---------- Data for this exercise

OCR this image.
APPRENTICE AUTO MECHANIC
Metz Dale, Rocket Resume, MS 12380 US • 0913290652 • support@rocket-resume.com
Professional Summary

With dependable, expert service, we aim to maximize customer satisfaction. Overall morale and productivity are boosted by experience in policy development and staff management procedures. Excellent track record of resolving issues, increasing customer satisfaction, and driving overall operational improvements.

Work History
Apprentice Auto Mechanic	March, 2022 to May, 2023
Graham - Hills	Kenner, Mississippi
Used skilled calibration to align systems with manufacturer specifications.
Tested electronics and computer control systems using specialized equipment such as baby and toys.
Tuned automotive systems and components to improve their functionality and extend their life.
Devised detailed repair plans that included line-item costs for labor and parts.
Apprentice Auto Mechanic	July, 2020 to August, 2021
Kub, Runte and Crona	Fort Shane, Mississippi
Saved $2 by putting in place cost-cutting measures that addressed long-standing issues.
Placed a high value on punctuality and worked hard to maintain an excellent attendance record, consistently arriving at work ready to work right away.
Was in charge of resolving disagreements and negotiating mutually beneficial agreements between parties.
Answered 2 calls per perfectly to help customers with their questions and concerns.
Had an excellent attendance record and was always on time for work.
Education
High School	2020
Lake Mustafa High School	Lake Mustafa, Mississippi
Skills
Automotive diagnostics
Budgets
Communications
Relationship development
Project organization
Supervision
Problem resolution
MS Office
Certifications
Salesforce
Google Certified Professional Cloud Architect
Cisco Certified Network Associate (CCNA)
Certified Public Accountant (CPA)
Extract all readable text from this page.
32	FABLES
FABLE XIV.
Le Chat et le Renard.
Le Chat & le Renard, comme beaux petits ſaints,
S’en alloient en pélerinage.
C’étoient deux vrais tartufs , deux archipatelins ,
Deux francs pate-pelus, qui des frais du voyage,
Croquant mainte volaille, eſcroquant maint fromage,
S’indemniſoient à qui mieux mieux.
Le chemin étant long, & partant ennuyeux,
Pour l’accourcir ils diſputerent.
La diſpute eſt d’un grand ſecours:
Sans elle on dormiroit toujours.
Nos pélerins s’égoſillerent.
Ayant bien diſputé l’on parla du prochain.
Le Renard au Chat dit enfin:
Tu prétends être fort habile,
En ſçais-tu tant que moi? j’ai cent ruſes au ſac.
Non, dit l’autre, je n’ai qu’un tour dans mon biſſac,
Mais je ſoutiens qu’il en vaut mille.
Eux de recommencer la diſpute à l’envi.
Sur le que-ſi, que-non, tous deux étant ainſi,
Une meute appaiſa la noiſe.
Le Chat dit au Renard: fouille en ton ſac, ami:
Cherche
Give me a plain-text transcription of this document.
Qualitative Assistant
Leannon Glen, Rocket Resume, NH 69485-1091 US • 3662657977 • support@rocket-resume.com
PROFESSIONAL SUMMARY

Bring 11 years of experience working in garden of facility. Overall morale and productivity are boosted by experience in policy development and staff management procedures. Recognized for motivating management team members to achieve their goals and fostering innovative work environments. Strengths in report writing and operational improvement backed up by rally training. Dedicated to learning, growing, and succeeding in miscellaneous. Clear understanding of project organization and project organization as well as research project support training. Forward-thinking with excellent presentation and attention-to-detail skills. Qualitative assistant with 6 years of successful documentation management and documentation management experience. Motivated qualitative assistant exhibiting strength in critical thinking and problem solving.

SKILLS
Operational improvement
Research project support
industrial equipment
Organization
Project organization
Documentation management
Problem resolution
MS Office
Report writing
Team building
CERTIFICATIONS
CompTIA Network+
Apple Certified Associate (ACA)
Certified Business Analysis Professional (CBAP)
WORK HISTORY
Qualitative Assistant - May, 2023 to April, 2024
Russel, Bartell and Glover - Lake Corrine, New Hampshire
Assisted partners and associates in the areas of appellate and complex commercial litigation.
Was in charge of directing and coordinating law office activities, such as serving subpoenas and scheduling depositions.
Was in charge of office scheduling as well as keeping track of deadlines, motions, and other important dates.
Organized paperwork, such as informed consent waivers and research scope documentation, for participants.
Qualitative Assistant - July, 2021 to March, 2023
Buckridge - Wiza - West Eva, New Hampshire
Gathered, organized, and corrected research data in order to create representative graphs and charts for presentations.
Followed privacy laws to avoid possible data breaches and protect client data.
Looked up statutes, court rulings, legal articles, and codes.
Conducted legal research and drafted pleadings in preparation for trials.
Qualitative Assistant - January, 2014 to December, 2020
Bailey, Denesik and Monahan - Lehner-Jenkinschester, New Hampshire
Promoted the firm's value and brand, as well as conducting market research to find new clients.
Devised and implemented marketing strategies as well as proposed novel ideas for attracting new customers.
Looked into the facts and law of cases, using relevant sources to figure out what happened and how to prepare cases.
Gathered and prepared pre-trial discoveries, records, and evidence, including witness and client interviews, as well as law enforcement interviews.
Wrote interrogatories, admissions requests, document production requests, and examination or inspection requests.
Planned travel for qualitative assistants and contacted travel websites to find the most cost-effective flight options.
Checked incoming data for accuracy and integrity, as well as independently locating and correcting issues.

--------------------

What is required
Copy out every line holding the string "School".

Response to the exercise
High School	2020
Lake Mustafa High School	Lake Mustafa, Mississippi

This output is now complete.